Figure contents as structured data
----------

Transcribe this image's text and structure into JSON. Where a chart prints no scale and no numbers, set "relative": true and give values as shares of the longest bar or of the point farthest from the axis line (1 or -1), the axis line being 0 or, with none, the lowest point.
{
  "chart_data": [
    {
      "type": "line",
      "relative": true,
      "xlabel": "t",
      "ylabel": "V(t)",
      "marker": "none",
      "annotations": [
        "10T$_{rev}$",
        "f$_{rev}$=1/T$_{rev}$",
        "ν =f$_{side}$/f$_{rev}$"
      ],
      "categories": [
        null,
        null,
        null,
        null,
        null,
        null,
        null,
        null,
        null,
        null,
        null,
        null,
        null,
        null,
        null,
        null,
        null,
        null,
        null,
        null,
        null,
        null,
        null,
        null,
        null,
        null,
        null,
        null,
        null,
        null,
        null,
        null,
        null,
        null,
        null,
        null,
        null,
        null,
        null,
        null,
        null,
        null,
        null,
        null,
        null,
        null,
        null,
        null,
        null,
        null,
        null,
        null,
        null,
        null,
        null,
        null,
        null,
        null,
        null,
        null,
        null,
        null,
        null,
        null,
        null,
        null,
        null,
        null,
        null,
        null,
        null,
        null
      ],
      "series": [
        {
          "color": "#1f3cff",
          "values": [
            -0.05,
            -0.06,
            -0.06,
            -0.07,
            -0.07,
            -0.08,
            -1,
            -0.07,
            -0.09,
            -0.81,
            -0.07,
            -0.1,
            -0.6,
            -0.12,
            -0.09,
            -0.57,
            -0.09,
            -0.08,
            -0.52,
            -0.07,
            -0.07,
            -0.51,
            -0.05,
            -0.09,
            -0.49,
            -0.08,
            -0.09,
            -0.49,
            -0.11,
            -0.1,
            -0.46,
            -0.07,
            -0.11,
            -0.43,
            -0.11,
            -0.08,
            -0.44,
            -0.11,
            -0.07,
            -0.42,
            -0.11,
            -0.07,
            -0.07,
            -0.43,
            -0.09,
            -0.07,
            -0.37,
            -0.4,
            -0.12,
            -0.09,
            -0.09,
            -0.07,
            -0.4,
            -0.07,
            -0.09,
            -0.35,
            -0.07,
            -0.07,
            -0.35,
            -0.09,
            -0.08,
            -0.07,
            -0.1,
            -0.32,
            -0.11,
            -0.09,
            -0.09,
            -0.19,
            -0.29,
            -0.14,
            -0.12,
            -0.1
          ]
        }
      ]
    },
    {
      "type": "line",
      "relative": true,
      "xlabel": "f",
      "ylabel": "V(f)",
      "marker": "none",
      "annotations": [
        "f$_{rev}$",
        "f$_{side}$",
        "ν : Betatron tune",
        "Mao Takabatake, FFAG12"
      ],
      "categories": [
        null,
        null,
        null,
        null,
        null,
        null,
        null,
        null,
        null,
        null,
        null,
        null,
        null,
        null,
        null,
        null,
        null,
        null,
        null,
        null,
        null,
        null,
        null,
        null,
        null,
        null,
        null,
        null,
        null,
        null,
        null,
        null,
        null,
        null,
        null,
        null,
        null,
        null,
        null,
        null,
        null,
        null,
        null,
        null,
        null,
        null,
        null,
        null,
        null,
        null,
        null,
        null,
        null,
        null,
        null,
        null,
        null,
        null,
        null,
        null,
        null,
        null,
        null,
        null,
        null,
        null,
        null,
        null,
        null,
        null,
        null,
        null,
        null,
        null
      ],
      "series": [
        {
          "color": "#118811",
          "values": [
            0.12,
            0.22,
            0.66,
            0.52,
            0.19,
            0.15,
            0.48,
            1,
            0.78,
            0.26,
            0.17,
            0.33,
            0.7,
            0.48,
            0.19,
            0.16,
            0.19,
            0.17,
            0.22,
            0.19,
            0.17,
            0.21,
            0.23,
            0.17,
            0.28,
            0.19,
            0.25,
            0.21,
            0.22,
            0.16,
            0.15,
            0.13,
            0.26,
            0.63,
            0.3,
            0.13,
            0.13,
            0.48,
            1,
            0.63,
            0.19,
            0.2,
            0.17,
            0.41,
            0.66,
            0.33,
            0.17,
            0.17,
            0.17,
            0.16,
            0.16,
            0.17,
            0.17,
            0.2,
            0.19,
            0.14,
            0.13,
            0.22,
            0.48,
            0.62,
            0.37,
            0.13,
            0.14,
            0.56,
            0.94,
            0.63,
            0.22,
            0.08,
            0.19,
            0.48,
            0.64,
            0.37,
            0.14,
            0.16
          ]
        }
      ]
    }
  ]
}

----------

WHAT IS REQUIRED – Nothing should be changed: write out all of the data as is.

TASK RESULT –
Transcribe this image's text and structure into JSON. Where a chart prints no scale and no numbers, set "relative": true and give values as shares of the longest bar or of the point farthest from the axis line (1 or -1), the axis line being 0 or, with none, the lowest point.
{
  "chart_data": [
    {
      "type": "line",
      "relative": true,
      "xlabel": "t",
      "ylabel": "V(t)",
      "marker": "none",
      "annotations": [
        "10T$_{rev}$",
        "f$_{rev}$=1/T$_{rev}$",
        "ν =f$_{side}$/f$_{rev}$"
      ],
      "categories": [
        null,
        null,
        null,
        null,
        null,
        null,
        null,
        null,
        null,
        null,
        null,
        null,
        null,
        null,
        null,
        null,
        null,
        null,
        null,
        null,
        null,
        null,
        null,
        null,
        null,
        null,
        null,
        null,
        null,
        null,
        null,
        null,
        null,
        null,
        null,
        null,
        null,
        null,
        null,
        null,
        null,
        null,
        null,
        null,
        null,
        null,
        null,
        null,
        null,
        null,
        null,
        null,
        null,
        null,
        null,
        null,
        null,
        null,
        null,
        null,
        null,
        null,
        null,
        null,
        null,
        null,
        null,
        null,
        null,
        null,
        null,
        null
      ],
      "series": [
        {
          "color": "#1f3cff",
          "values": [
            -0.05,
            -0.06,
            -0.06,
            -0.07,
            -0.07,
            -0.08,
            -1,
            -0.07,
            -0.09,
            -0.81,
            -0.07,
            -0.1,
            -0.6,
            -0.12,
            -0.09,
            -0.57,
            -0.09,
            -0.08,
            -0.52,
            -0.07,
            -0.07,
            -0.51,
            -0.05,
            -0.09,
            -0.49,
            -0.08,
            -0.09,
            -0.49,
            -0.11,
            -0.1,
            -0.46,
            -0.07,
            -0.11,
            -0.43,
            -0.11,
            -0.08,
            -0.44,
            -0.11,
            -0.07,
            -0.42,
            -0.11,
            -0.07,
            -0.07,
            -0.43,
            -0.09,
            -0.07,
            -0.37,
            -0.4,
            -0.12,
            -0.09,
            -0.09,
            -0.07,
            -0.4,
            -0.07,
            -0.09,
            -0.35,
            -0.07,
            -0.07,
            -0.35,
            -0.09,
            -0.08,
            -0.07,
            -0.1,
            -0.32,
            -0.11,
            -0.09,
            -0.09,
            -0.19,
            -0.29,
            -0.14,
            -0.12,
            -0.1
          ]
        }
      ]
    },
    {
      "type": "line",
      "relative": true,
      "xlabel": "f",
      "ylabel": "V(f)",
      "marker": "none",
      "annotations": [
        "f$_{rev}$",
        "f$_{side}$",
        "ν : Betatron tune",
        "Mao Takabatake, FFAG12"
      ],
      "categories": [
        null,
        null,
        null,
        null,
        null,
        null,
        null,
        null,
        null,
        null,
        null,
        null,
        null,
        null,
        null,
        null,
        null,
        null,
        null,
        null,
        null,
        null,
        null,
        null,
        null,
        null,
        null,
        null,
        null,
        null,
        null,
        null,
        null,
        null,
        null,
        null,
        null,
        null,
        null,
        null,
        null,
        null,
        null,
        null,
        null,
        null,
        null,
        null,
        null,
        null,
        null,
        null,
        null,
        null,
        null,
        null,
        null,
        null,
        null,
        null,
        null,
        null,
        null,
        null,
        null,
        null,
        null,
        null,
        null,
        null,
        null,
        null,
        null,
        null
      ],
      "series": [
        {
          "color": "#118811",
          "values": [
            0.12,
            0.22,
            0.66,
            0.52,
            0.19,
            0.15,
            0.48,
            1,
            0.78,
            0.26,
            0.17,
            0.33,
            0.7,
            0.48,
            0.19,
            0.16,
            0.19,
            0.17,
            0.22,
            0.19,
            0.17,
            0.21,
            0.23,
            0.17,
            0.28,
            0.19,
            0.25,
            0.21,
            0.22,
            0.16,
            0.15,
            0.13,
            0.26,
            0.63,
            0.3,
            0.13,
            0.13,
            0.48,
            1,
            0.63,
            0.19,
            0.2,
            0.17,
            0.41,
            0.66,
            0.33,
            0.17,
            0.17,
            0.17,
            0.16,
            0.16,
            0.17,
            0.17,
            0.2,
            0.19,
            0.14,
            0.13,
            0.22,
            0.48,
            0.62,
            0.37,
            0.13,
            0.14,
            0.56,
            0.94,
            0.63,
            0.22,
            0.08,
            0.19,
            0.48,
            0.64,
            0.37,
            0.14,
            0.16
          ]
        }
      ]
    }
  ]
}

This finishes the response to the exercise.